### INSTRUCTIONS TO FOLLOW
Which lines below hold the word "Agriculture"? Copy all of them.

### DATA PROVIDED
>>>

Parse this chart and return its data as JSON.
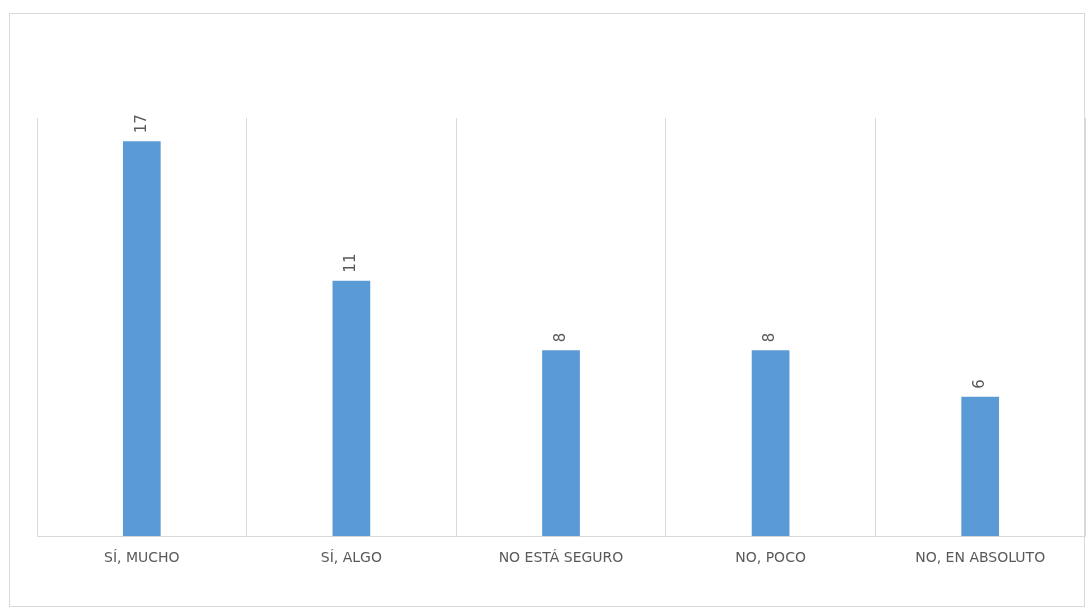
{
  "chart_data": {
    "type": "bar",
    "categories": [
      "SÍ, MUCHO",
      "SÍ, ALGO",
      "NO ESTÁ SEGURO",
      "NO, POCO",
      "NO, EN ABSOLUTO"
    ],
    "values": [
      17,
      11,
      8,
      8,
      6
    ],
    "color": "#5b9bd5",
    "ylim": [
      0,
      18
    ],
    "data_labels": true,
    "grid": "x",
    "legend": false,
    "tick_labels": "x"
  }
}
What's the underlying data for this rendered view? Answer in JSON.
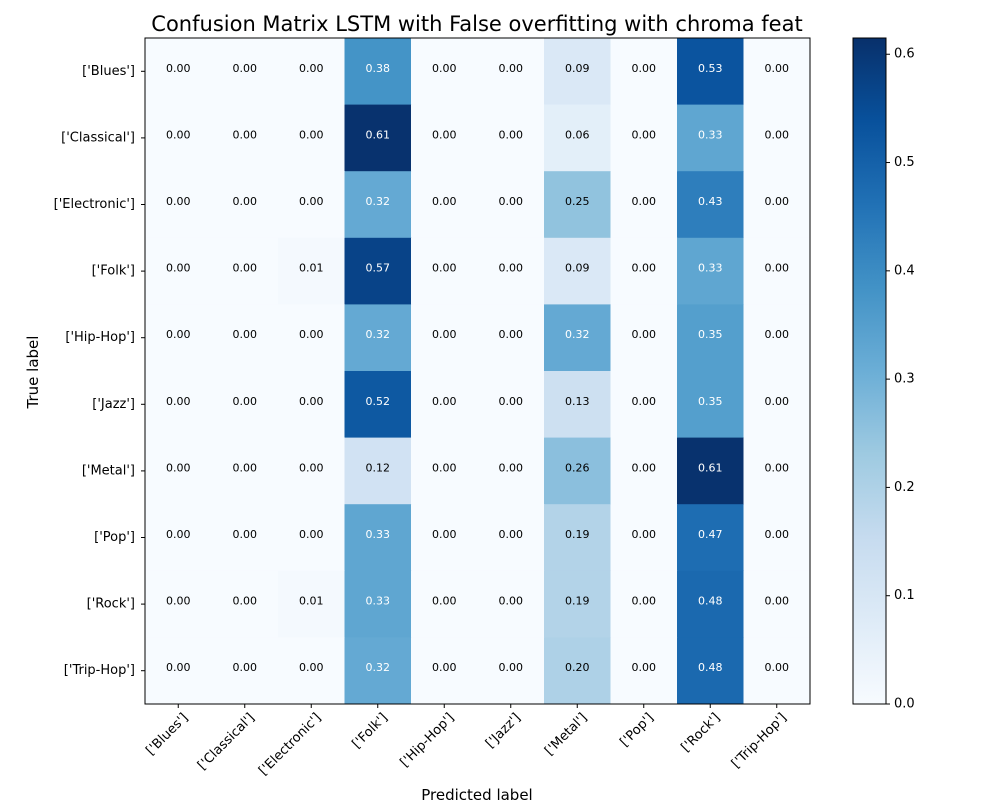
{
  "chart_data": {
    "type": "heatmap",
    "title": "Confusion Matrix LSTM with False overfitting with chroma feat",
    "xlabel": "Predicted label",
    "ylabel": "True label",
    "x_categories": [
      "['Blues']",
      "['Classical']",
      "['Electronic']",
      "['Folk']",
      "['Hip-Hop']",
      "['Jazz']",
      "['Metal']",
      "['Pop']",
      "['Rock']",
      "['Trip-Hop']"
    ],
    "y_categories": [
      "['Blues']",
      "['Classical']",
      "['Electronic']",
      "['Folk']",
      "['Hip-Hop']",
      "['Jazz']",
      "['Metal']",
      "['Pop']",
      "['Rock']",
      "['Trip-Hop']"
    ],
    "values": [
      [
        0.0,
        0.0,
        0.0,
        0.38,
        0.0,
        0.0,
        0.09,
        0.0,
        0.53,
        0.0
      ],
      [
        0.0,
        0.0,
        0.0,
        0.61,
        0.0,
        0.0,
        0.06,
        0.0,
        0.33,
        0.0
      ],
      [
        0.0,
        0.0,
        0.0,
        0.32,
        0.0,
        0.0,
        0.25,
        0.0,
        0.43,
        0.0
      ],
      [
        0.0,
        0.0,
        0.01,
        0.57,
        0.0,
        0.0,
        0.09,
        0.0,
        0.33,
        0.0
      ],
      [
        0.0,
        0.0,
        0.0,
        0.32,
        0.0,
        0.0,
        0.32,
        0.0,
        0.35,
        0.0
      ],
      [
        0.0,
        0.0,
        0.0,
        0.52,
        0.0,
        0.0,
        0.13,
        0.0,
        0.35,
        0.0
      ],
      [
        0.0,
        0.0,
        0.0,
        0.12,
        0.0,
        0.0,
        0.26,
        0.0,
        0.61,
        0.0
      ],
      [
        0.0,
        0.0,
        0.0,
        0.33,
        0.0,
        0.0,
        0.19,
        0.0,
        0.47,
        0.0
      ],
      [
        0.0,
        0.0,
        0.01,
        0.33,
        0.0,
        0.0,
        0.19,
        0.0,
        0.48,
        0.0
      ],
      [
        0.0,
        0.0,
        0.0,
        0.32,
        0.0,
        0.0,
        0.2,
        0.0,
        0.48,
        0.0
      ]
    ],
    "colorbar": {
      "colormap": "Blues",
      "range": [
        0,
        0.615
      ],
      "ticks": [
        0.0,
        0.1,
        0.2,
        0.3,
        0.4,
        0.5,
        0.6
      ],
      "tick_labels": [
        "0.0",
        "0.1",
        "0.2",
        "0.3",
        "0.4",
        "0.5",
        "0.6"
      ]
    },
    "grid": false,
    "value_format": "2 decimals"
  }
}
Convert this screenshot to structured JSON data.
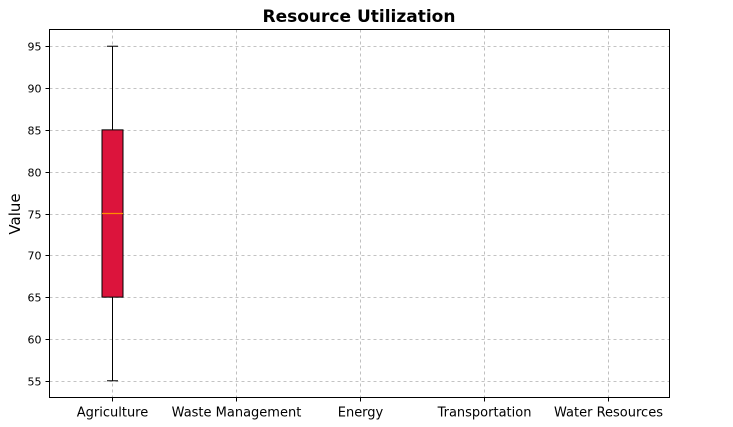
{
  "chart_data": {
    "type": "box",
    "title": "Resource Utilization",
    "xlabel": "",
    "ylabel": "Value",
    "categories": [
      "Agriculture",
      "Waste Management",
      "Energy",
      "Transportation",
      "Water Resources"
    ],
    "ylim": [
      53,
      97
    ],
    "yticks": [
      55,
      60,
      65,
      70,
      75,
      80,
      85,
      90,
      95
    ],
    "grid": true,
    "boxes": [
      {
        "category": "Agriculture",
        "min": 55,
        "q1": 65,
        "median": 75,
        "q3": 85,
        "max": 95,
        "color": "#dc143c",
        "median_color": "#ff8c00"
      }
    ]
  }
}
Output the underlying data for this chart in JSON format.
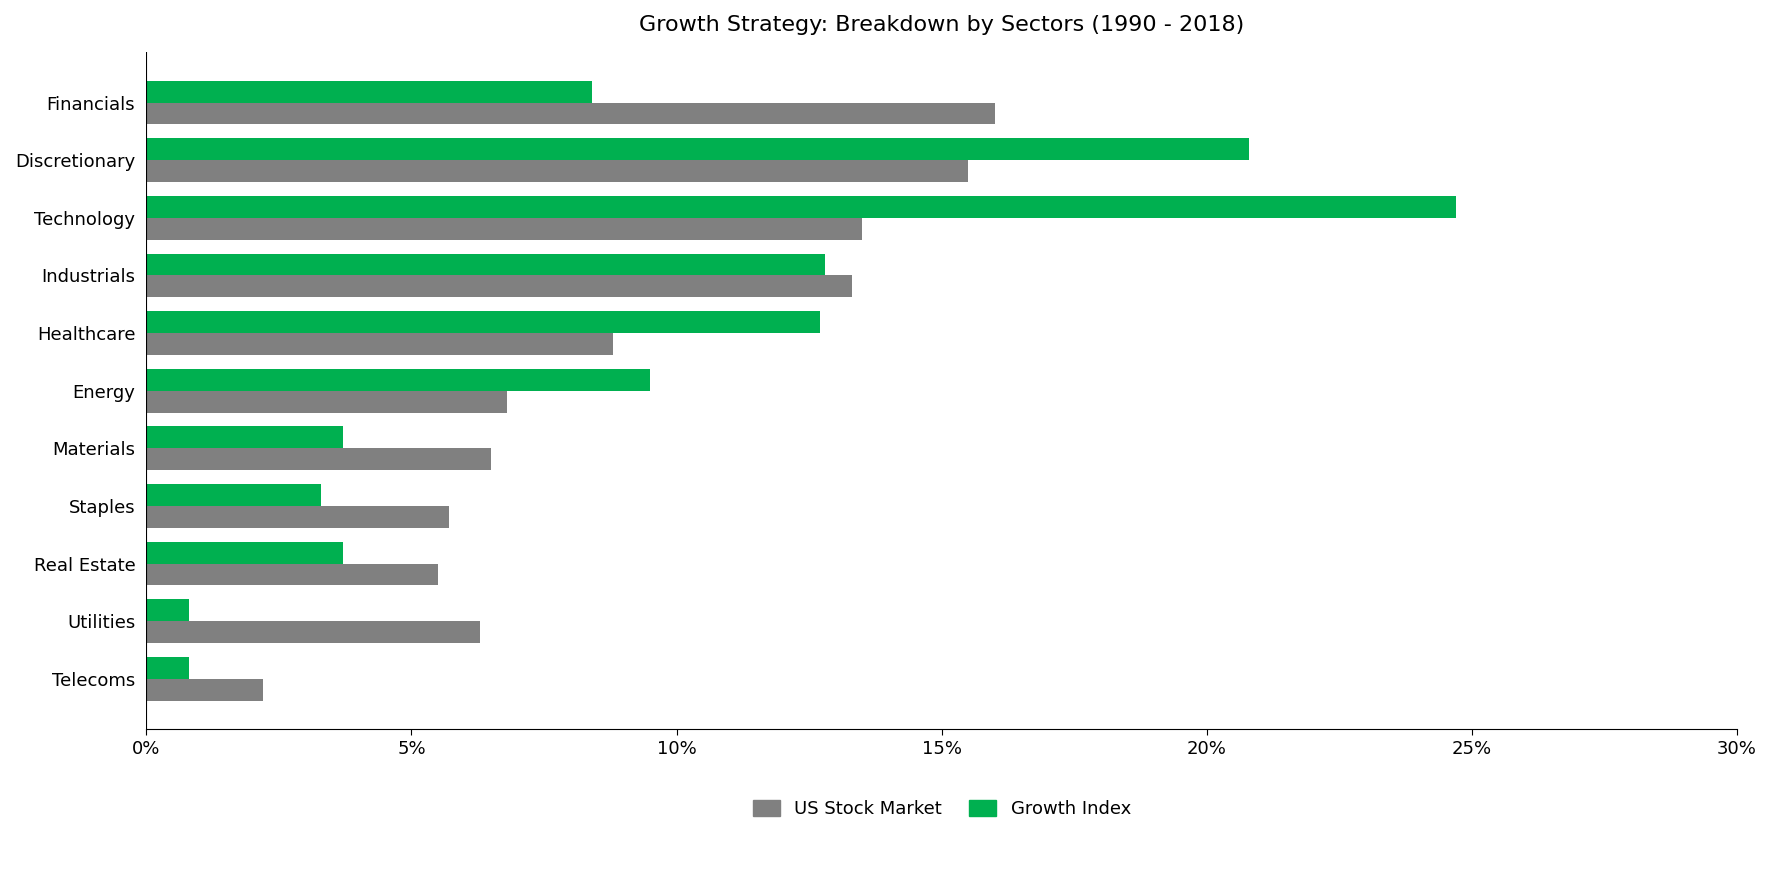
{
  "title": "Growth Strategy: Breakdown by Sectors (1990 - 2018)",
  "categories": [
    "Financials",
    "Discretionary",
    "Technology",
    "Industrials",
    "Healthcare",
    "Energy",
    "Materials",
    "Staples",
    "Real Estate",
    "Utilities",
    "Telecoms"
  ],
  "us_stock_market": [
    0.16,
    0.155,
    0.135,
    0.133,
    0.088,
    0.068,
    0.065,
    0.057,
    0.055,
    0.063,
    0.022
  ],
  "growth_index": [
    0.084,
    0.208,
    0.247,
    0.128,
    0.127,
    0.095,
    0.037,
    0.033,
    0.037,
    0.008,
    0.008
  ],
  "us_color": "#808080",
  "growth_color": "#00b050",
  "xlim": [
    0,
    0.3
  ],
  "xticks": [
    0.0,
    0.05,
    0.1,
    0.15,
    0.2,
    0.25,
    0.3
  ],
  "xticklabels": [
    "0%",
    "5%",
    "10%",
    "15%",
    "20%",
    "25%",
    "30%"
  ],
  "bar_height": 0.38,
  "title_fontsize": 16,
  "tick_fontsize": 13,
  "label_fontsize": 13,
  "legend_fontsize": 13,
  "background_color": "#ffffff"
}
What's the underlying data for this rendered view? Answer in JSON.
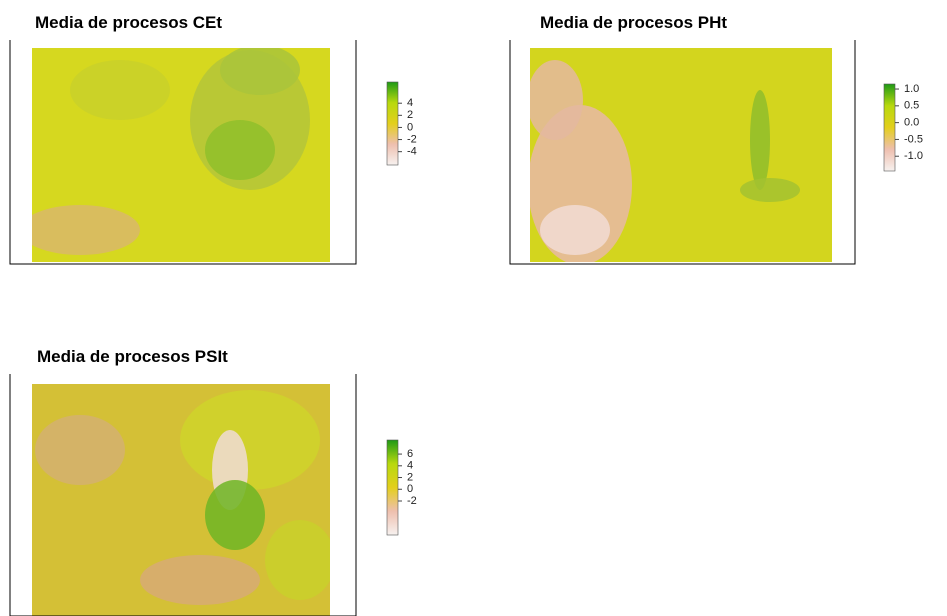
{
  "chart_data": [
    {
      "type": "raster",
      "title": "Media de procesos CEt",
      "zlim": [
        -6.2,
        7.5
      ],
      "zticks": [
        4,
        2,
        0,
        -2,
        -4
      ],
      "colors": [
        "#f7f2f0",
        "#eebfae",
        "#e3cf1c",
        "#b8d90e",
        "#1f9a17"
      ]
    },
    {
      "type": "raster",
      "title": "Media de procesos PHt",
      "zlim": [
        -1.44,
        1.15
      ],
      "zticks": [
        {
          "value": 1,
          "label": "1.0"
        },
        {
          "value": 0.5,
          "label": "0.5"
        },
        {
          "value": 0,
          "label": "0.0"
        },
        {
          "value": -0.5,
          "label": "-0.5"
        },
        {
          "value": -1,
          "label": "-1.0"
        }
      ],
      "colors": [
        "#f7f2f0",
        "#eebfae",
        "#e3cf1c",
        "#b8d90e",
        "#1f9a17"
      ]
    },
    {
      "type": "raster",
      "title": "Media de procesos PSIt",
      "zlim": [
        -7.8,
        8.4
      ],
      "zticks": [
        6,
        4,
        2,
        0,
        -2
      ],
      "colors": [
        "#f7f2f0",
        "#eebfae",
        "#e3cf1c",
        "#b8d90e",
        "#1f9a17"
      ]
    }
  ]
}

<<<

### TASK RESULT
      "Agriculture",
        "category": "Agriculture",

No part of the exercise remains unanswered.